━━━━━ DATA SECTION
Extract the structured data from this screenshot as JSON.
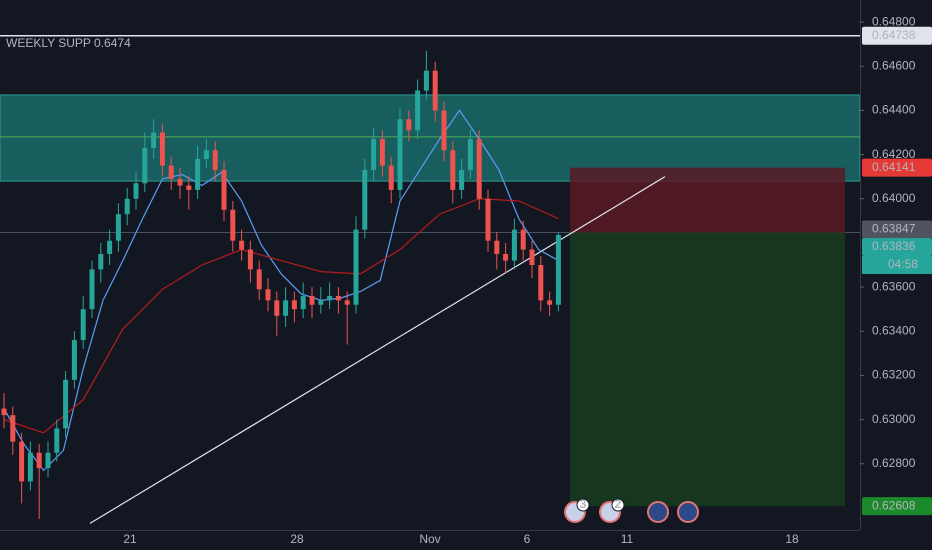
{
  "chart_data": {
    "type": "candlestick",
    "annotation": "WEEKLY SUPP 0.6474",
    "ylim": [
      0.625,
      0.649
    ],
    "yticks": [
      {
        "value": 0.648,
        "label": "0.64800"
      },
      {
        "value": 0.646,
        "label": "0.64600"
      },
      {
        "value": 0.644,
        "label": "0.64400"
      },
      {
        "value": 0.642,
        "label": "0.64200"
      },
      {
        "value": 0.64,
        "label": "0.64000"
      },
      {
        "value": 0.636,
        "label": "0.63600"
      },
      {
        "value": 0.634,
        "label": "0.63400"
      },
      {
        "value": 0.632,
        "label": "0.63200"
      },
      {
        "value": 0.63,
        "label": "0.63000"
      },
      {
        "value": 0.628,
        "label": "0.62800"
      }
    ],
    "up_color": "#26a69a",
    "down_color": "#ef5350",
    "candles": [
      [
        0.6305,
        0.6312,
        0.6296,
        0.6302
      ],
      [
        0.6302,
        0.6306,
        0.6284,
        0.629
      ],
      [
        0.629,
        0.6294,
        0.6262,
        0.6272
      ],
      [
        0.6272,
        0.629,
        0.6268,
        0.6285
      ],
      [
        0.6285,
        0.6289,
        0.6255,
        0.6278
      ],
      [
        0.6278,
        0.629,
        0.6274,
        0.6285
      ],
      [
        0.6285,
        0.63,
        0.6281,
        0.6296
      ],
      [
        0.6296,
        0.6322,
        0.6292,
        0.6318
      ],
      [
        0.6318,
        0.634,
        0.6314,
        0.6336
      ],
      [
        0.6336,
        0.6356,
        0.6332,
        0.635
      ],
      [
        0.635,
        0.6372,
        0.6346,
        0.6368
      ],
      [
        0.6368,
        0.638,
        0.6362,
        0.6375
      ],
      [
        0.6375,
        0.6386,
        0.637,
        0.6381
      ],
      [
        0.6381,
        0.6398,
        0.6376,
        0.6393
      ],
      [
        0.6393,
        0.6405,
        0.6388,
        0.64
      ],
      [
        0.64,
        0.6412,
        0.6395,
        0.6407
      ],
      [
        0.6407,
        0.643,
        0.6403,
        0.6423
      ],
      [
        0.6423,
        0.6436,
        0.6418,
        0.643
      ],
      [
        0.643,
        0.6434,
        0.641,
        0.6415
      ],
      [
        0.6415,
        0.6419,
        0.6404,
        0.6409
      ],
      [
        0.6409,
        0.6414,
        0.64,
        0.6406
      ],
      [
        0.6406,
        0.641,
        0.6395,
        0.6404
      ],
      [
        0.6404,
        0.6424,
        0.64,
        0.6418
      ],
      [
        0.6418,
        0.6427,
        0.6414,
        0.6422
      ],
      [
        0.6422,
        0.6426,
        0.6408,
        0.6413
      ],
      [
        0.6413,
        0.6417,
        0.639,
        0.6395
      ],
      [
        0.6395,
        0.6399,
        0.6376,
        0.6381
      ],
      [
        0.6381,
        0.6386,
        0.6372,
        0.6377
      ],
      [
        0.6377,
        0.6381,
        0.6362,
        0.6368
      ],
      [
        0.6368,
        0.6372,
        0.6354,
        0.6359
      ],
      [
        0.6359,
        0.6364,
        0.6349,
        0.6354
      ],
      [
        0.6354,
        0.6358,
        0.6338,
        0.6347
      ],
      [
        0.6347,
        0.636,
        0.6342,
        0.6354
      ],
      [
        0.6354,
        0.6358,
        0.6344,
        0.635
      ],
      [
        0.635,
        0.6362,
        0.6346,
        0.6356
      ],
      [
        0.6356,
        0.636,
        0.6346,
        0.6352
      ],
      [
        0.6352,
        0.636,
        0.6348,
        0.6354
      ],
      [
        0.6354,
        0.6362,
        0.635,
        0.6356
      ],
      [
        0.6356,
        0.636,
        0.6348,
        0.6354
      ],
      [
        0.6354,
        0.6358,
        0.6334,
        0.6352
      ],
      [
        0.6352,
        0.6392,
        0.6348,
        0.6386
      ],
      [
        0.6386,
        0.6418,
        0.6382,
        0.6413
      ],
      [
        0.6413,
        0.6432,
        0.6408,
        0.6427
      ],
      [
        0.6427,
        0.6431,
        0.641,
        0.6415
      ],
      [
        0.6415,
        0.6419,
        0.6398,
        0.6404
      ],
      [
        0.6404,
        0.6441,
        0.64,
        0.6436
      ],
      [
        0.6436,
        0.644,
        0.6426,
        0.6431
      ],
      [
        0.6431,
        0.6454,
        0.6427,
        0.6449
      ],
      [
        0.6449,
        0.6467,
        0.6445,
        0.6458
      ],
      [
        0.6458,
        0.6462,
        0.6435,
        0.644
      ],
      [
        0.644,
        0.6444,
        0.6417,
        0.6422
      ],
      [
        0.6422,
        0.6426,
        0.6398,
        0.6404
      ],
      [
        0.6404,
        0.6418,
        0.64,
        0.6413
      ],
      [
        0.6413,
        0.6431,
        0.6409,
        0.6427
      ],
      [
        0.6427,
        0.6431,
        0.6395,
        0.64
      ],
      [
        0.64,
        0.6404,
        0.6376,
        0.6381
      ],
      [
        0.6381,
        0.6385,
        0.6368,
        0.6375
      ],
      [
        0.6375,
        0.638,
        0.6366,
        0.6372
      ],
      [
        0.6372,
        0.6391,
        0.6368,
        0.6386
      ],
      [
        0.6386,
        0.639,
        0.6372,
        0.6377
      ],
      [
        0.6377,
        0.6381,
        0.6364,
        0.637
      ],
      [
        0.637,
        0.6374,
        0.6349,
        0.6354
      ],
      [
        0.6354,
        0.6358,
        0.6347,
        0.6352
      ],
      [
        0.6352,
        0.63847,
        0.6349,
        0.63836
      ]
    ],
    "moving_averages": [
      {
        "color": "#5b9cf6",
        "values": [
          0.6305,
          0.6289,
          0.6277,
          0.6286,
          0.6323,
          0.6354,
          0.6372,
          0.6391,
          0.6409,
          0.6411,
          0.6406,
          0.6412,
          0.6399,
          0.6379,
          0.6366,
          0.6357,
          0.6354,
          0.6355,
          0.6358,
          0.6363,
          0.6399,
          0.6413,
          0.6427,
          0.644,
          0.6427,
          0.6413,
          0.6391,
          0.6377,
          0.6372
        ]
      },
      {
        "color": "#b71c1c",
        "values": [
          0.63,
          0.6294,
          0.6309,
          0.6341,
          0.6359,
          0.637,
          0.6377,
          0.6372,
          0.6367,
          0.6366,
          0.6377,
          0.6393,
          0.64,
          0.6399,
          0.6391
        ]
      }
    ],
    "levels": {
      "weekly_supp": 0.64738,
      "stop": 0.64141,
      "entry": 0.63847,
      "last": 0.63836,
      "target": 0.62608
    },
    "countdown": "04:58",
    "zone": [
      0.6408,
      0.6447
    ],
    "zone_line": 0.6428,
    "trendline": [
      0.6253,
      0.641
    ],
    "x_labels": [
      "21",
      "28",
      "Nov",
      "6",
      "11",
      "18"
    ],
    "event_counts": [
      "3",
      "2"
    ]
  }
}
━━━━━━━━━━
#### EXERCISE TASK
In your copy of the records, include no pictures; repeat everything else exactly.

#### COMPLETED TASK
Extract the structured data from this screenshot as JSON.
{
  "chart_data": {
    "type": "candlestick",
    "annotation": "WEEKLY SUPP 0.6474",
    "ylim": [
      0.625,
      0.649
    ],
    "yticks": [
      {
        "value": 0.648,
        "label": "0.64800"
      },
      {
        "value": 0.646,
        "label": "0.64600"
      },
      {
        "value": 0.644,
        "label": "0.64400"
      },
      {
        "value": 0.642,
        "label": "0.64200"
      },
      {
        "value": 0.64,
        "label": "0.64000"
      },
      {
        "value": 0.636,
        "label": "0.63600"
      },
      {
        "value": 0.634,
        "label": "0.63400"
      },
      {
        "value": 0.632,
        "label": "0.63200"
      },
      {
        "value": 0.63,
        "label": "0.63000"
      },
      {
        "value": 0.628,
        "label": "0.62800"
      }
    ],
    "up_color": "#26a69a",
    "down_color": "#ef5350",
    "candles": [
      [
        0.6305,
        0.6312,
        0.6296,
        0.6302
      ],
      [
        0.6302,
        0.6306,
        0.6284,
        0.629
      ],
      [
        0.629,
        0.6294,
        0.6262,
        0.6272
      ],
      [
        0.6272,
        0.629,
        0.6268,
        0.6285
      ],
      [
        0.6285,
        0.6289,
        0.6255,
        0.6278
      ],
      [
        0.6278,
        0.629,
        0.6274,
        0.6285
      ],
      [
        0.6285,
        0.63,
        0.6281,
        0.6296
      ],
      [
        0.6296,
        0.6322,
        0.6292,
        0.6318
      ],
      [
        0.6318,
        0.634,
        0.6314,
        0.6336
      ],
      [
        0.6336,
        0.6356,
        0.6332,
        0.635
      ],
      [
        0.635,
        0.6372,
        0.6346,
        0.6368
      ],
      [
        0.6368,
        0.638,
        0.6362,
        0.6375
      ],
      [
        0.6375,
        0.6386,
        0.637,
        0.6381
      ],
      [
        0.6381,
        0.6398,
        0.6376,
        0.6393
      ],
      [
        0.6393,
        0.6405,
        0.6388,
        0.64
      ],
      [
        0.64,
        0.6412,
        0.6395,
        0.6407
      ],
      [
        0.6407,
        0.643,
        0.6403,
        0.6423
      ],
      [
        0.6423,
        0.6436,
        0.6418,
        0.643
      ],
      [
        0.643,
        0.6434,
        0.641,
        0.6415
      ],
      [
        0.6415,
        0.6419,
        0.6404,
        0.6409
      ],
      [
        0.6409,
        0.6414,
        0.64,
        0.6406
      ],
      [
        0.6406,
        0.641,
        0.6395,
        0.6404
      ],
      [
        0.6404,
        0.6424,
        0.64,
        0.6418
      ],
      [
        0.6418,
        0.6427,
        0.6414,
        0.6422
      ],
      [
        0.6422,
        0.6426,
        0.6408,
        0.6413
      ],
      [
        0.6413,
        0.6417,
        0.639,
        0.6395
      ],
      [
        0.6395,
        0.6399,
        0.6376,
        0.6381
      ],
      [
        0.6381,
        0.6386,
        0.6372,
        0.6377
      ],
      [
        0.6377,
        0.6381,
        0.6362,
        0.6368
      ],
      [
        0.6368,
        0.6372,
        0.6354,
        0.6359
      ],
      [
        0.6359,
        0.6364,
        0.6349,
        0.6354
      ],
      [
        0.6354,
        0.6358,
        0.6338,
        0.6347
      ],
      [
        0.6347,
        0.636,
        0.6342,
        0.6354
      ],
      [
        0.6354,
        0.6358,
        0.6344,
        0.635
      ],
      [
        0.635,
        0.6362,
        0.6346,
        0.6356
      ],
      [
        0.6356,
        0.636,
        0.6346,
        0.6352
      ],
      [
        0.6352,
        0.636,
        0.6348,
        0.6354
      ],
      [
        0.6354,
        0.6362,
        0.635,
        0.6356
      ],
      [
        0.6356,
        0.636,
        0.6348,
        0.6354
      ],
      [
        0.6354,
        0.6358,
        0.6334,
        0.6352
      ],
      [
        0.6352,
        0.6392,
        0.6348,
        0.6386
      ],
      [
        0.6386,
        0.6418,
        0.6382,
        0.6413
      ],
      [
        0.6413,
        0.6432,
        0.6408,
        0.6427
      ],
      [
        0.6427,
        0.6431,
        0.641,
        0.6415
      ],
      [
        0.6415,
        0.6419,
        0.6398,
        0.6404
      ],
      [
        0.6404,
        0.6441,
        0.64,
        0.6436
      ],
      [
        0.6436,
        0.644,
        0.6426,
        0.6431
      ],
      [
        0.6431,
        0.6454,
        0.6427,
        0.6449
      ],
      [
        0.6449,
        0.6467,
        0.6445,
        0.6458
      ],
      [
        0.6458,
        0.6462,
        0.6435,
        0.644
      ],
      [
        0.644,
        0.6444,
        0.6417,
        0.6422
      ],
      [
        0.6422,
        0.6426,
        0.6398,
        0.6404
      ],
      [
        0.6404,
        0.6418,
        0.64,
        0.6413
      ],
      [
        0.6413,
        0.6431,
        0.6409,
        0.6427
      ],
      [
        0.6427,
        0.6431,
        0.6395,
        0.64
      ],
      [
        0.64,
        0.6404,
        0.6376,
        0.6381
      ],
      [
        0.6381,
        0.6385,
        0.6368,
        0.6375
      ],
      [
        0.6375,
        0.638,
        0.6366,
        0.6372
      ],
      [
        0.6372,
        0.6391,
        0.6368,
        0.6386
      ],
      [
        0.6386,
        0.639,
        0.6372,
        0.6377
      ],
      [
        0.6377,
        0.6381,
        0.6364,
        0.637
      ],
      [
        0.637,
        0.6374,
        0.6349,
        0.6354
      ],
      [
        0.6354,
        0.6358,
        0.6347,
        0.6352
      ],
      [
        0.6352,
        0.63847,
        0.6349,
        0.63836
      ]
    ],
    "moving_averages": [
      {
        "color": "#5b9cf6",
        "values": [
          0.6305,
          0.6289,
          0.6277,
          0.6286,
          0.6323,
          0.6354,
          0.6372,
          0.6391,
          0.6409,
          0.6411,
          0.6406,
          0.6412,
          0.6399,
          0.6379,
          0.6366,
          0.6357,
          0.6354,
          0.6355,
          0.6358,
          0.6363,
          0.6399,
          0.6413,
          0.6427,
          0.644,
          0.6427,
          0.6413,
          0.6391,
          0.6377,
          0.6372
        ]
      },
      {
        "color": "#b71c1c",
        "values": [
          0.63,
          0.6294,
          0.6309,
          0.6341,
          0.6359,
          0.637,
          0.6377,
          0.6372,
          0.6367,
          0.6366,
          0.6377,
          0.6393,
          0.64,
          0.6399,
          0.6391
        ]
      }
    ],
    "levels": {
      "weekly_supp": 0.64738,
      "stop": 0.64141,
      "entry": 0.63847,
      "last": 0.63836,
      "target": 0.62608
    },
    "countdown": "04:58",
    "zone": [
      0.6408,
      0.6447
    ],
    "zone_line": 0.6428,
    "trendline": [
      0.6253,
      0.641
    ],
    "x_labels": [
      "21",
      "28",
      "Nov",
      "6",
      "11",
      "18"
    ],
    "event_counts": [
      "3",
      "2"
    ]
  }
}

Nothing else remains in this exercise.